◆ **Problem statement**: Where the string "virion" appears in a line of the material below, copy that line.

◆ **Data extract**:
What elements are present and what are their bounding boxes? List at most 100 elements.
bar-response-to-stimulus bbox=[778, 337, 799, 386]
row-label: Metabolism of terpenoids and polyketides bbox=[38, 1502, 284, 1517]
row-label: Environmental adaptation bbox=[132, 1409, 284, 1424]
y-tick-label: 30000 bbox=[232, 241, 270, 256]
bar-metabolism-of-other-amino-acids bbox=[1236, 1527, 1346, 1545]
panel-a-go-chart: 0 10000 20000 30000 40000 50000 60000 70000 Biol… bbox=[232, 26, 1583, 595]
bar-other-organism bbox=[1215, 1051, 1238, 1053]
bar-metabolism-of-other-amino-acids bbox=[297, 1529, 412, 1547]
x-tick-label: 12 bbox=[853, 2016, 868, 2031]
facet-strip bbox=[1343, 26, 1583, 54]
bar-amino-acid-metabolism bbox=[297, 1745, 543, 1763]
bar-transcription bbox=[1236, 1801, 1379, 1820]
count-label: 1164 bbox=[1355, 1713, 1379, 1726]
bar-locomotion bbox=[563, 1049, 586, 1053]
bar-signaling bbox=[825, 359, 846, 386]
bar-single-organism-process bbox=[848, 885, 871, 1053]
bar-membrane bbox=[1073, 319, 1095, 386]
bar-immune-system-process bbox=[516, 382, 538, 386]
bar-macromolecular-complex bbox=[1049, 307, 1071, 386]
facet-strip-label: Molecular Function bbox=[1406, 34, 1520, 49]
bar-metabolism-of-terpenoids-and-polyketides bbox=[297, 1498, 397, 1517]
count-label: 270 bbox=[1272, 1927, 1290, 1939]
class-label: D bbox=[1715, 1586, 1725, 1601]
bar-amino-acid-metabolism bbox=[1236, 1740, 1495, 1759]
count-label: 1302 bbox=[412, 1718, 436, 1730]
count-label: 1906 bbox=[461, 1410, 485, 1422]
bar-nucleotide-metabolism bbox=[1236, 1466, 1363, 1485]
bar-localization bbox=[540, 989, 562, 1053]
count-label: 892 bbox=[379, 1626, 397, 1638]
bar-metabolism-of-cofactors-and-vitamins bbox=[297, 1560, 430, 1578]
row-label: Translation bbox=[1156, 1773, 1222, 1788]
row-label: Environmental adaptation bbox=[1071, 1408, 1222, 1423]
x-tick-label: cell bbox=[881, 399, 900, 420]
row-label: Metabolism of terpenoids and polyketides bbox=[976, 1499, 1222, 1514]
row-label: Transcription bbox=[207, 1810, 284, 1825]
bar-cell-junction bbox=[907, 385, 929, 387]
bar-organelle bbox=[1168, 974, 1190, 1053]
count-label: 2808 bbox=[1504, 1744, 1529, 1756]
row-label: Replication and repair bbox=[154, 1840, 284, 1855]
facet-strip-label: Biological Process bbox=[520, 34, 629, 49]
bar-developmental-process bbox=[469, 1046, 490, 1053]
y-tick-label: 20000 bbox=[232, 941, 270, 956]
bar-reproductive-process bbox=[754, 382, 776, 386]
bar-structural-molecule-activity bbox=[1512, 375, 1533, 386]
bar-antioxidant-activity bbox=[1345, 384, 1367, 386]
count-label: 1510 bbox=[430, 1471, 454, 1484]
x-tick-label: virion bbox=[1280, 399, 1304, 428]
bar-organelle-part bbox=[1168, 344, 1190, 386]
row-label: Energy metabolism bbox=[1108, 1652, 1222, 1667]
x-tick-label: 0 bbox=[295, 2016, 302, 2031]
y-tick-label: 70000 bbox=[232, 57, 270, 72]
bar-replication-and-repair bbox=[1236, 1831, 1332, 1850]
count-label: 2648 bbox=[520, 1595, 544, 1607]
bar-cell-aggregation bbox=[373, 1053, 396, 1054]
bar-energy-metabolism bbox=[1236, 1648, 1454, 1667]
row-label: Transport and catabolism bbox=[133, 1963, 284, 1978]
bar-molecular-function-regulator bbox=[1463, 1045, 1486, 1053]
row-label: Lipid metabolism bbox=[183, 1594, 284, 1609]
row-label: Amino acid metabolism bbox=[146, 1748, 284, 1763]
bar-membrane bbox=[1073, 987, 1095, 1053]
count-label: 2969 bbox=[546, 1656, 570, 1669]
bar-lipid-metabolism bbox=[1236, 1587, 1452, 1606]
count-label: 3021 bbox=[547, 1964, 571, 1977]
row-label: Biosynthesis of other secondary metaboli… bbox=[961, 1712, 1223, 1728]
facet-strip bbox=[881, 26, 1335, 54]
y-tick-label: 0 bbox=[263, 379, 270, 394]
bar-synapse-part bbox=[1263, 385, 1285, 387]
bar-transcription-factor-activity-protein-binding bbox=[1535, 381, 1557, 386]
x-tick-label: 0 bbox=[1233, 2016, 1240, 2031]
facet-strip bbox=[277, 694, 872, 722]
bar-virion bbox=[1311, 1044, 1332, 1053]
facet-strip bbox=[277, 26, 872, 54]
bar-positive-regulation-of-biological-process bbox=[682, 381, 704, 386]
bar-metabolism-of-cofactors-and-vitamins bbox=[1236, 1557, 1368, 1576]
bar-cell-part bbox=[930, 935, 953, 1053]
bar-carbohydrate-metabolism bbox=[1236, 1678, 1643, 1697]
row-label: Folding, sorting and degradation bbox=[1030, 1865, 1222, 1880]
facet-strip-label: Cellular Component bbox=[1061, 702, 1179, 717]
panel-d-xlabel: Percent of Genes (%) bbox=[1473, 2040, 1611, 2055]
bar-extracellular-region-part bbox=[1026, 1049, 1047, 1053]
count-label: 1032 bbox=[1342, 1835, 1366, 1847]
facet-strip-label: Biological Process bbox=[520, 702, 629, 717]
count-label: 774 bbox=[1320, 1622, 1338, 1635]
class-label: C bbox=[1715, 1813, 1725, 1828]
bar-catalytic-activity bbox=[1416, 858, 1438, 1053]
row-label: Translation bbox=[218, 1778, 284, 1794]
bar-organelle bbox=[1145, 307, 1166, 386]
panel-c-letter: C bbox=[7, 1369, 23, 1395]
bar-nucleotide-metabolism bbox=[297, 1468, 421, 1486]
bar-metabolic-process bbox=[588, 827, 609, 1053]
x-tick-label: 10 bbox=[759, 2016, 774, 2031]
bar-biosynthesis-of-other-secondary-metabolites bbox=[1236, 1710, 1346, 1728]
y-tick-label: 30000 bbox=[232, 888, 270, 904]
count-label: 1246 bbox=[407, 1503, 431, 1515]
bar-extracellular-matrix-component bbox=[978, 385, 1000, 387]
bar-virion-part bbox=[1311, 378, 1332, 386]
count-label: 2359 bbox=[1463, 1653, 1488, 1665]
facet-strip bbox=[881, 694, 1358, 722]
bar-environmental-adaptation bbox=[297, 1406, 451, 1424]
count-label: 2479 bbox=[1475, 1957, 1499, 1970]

◆ **Solution to this problem**:
x-tick-label: virion bbox=[1280, 399, 1304, 428]
bar-virion bbox=[1311, 1044, 1332, 1053]
bar-virion-part bbox=[1311, 378, 1332, 386]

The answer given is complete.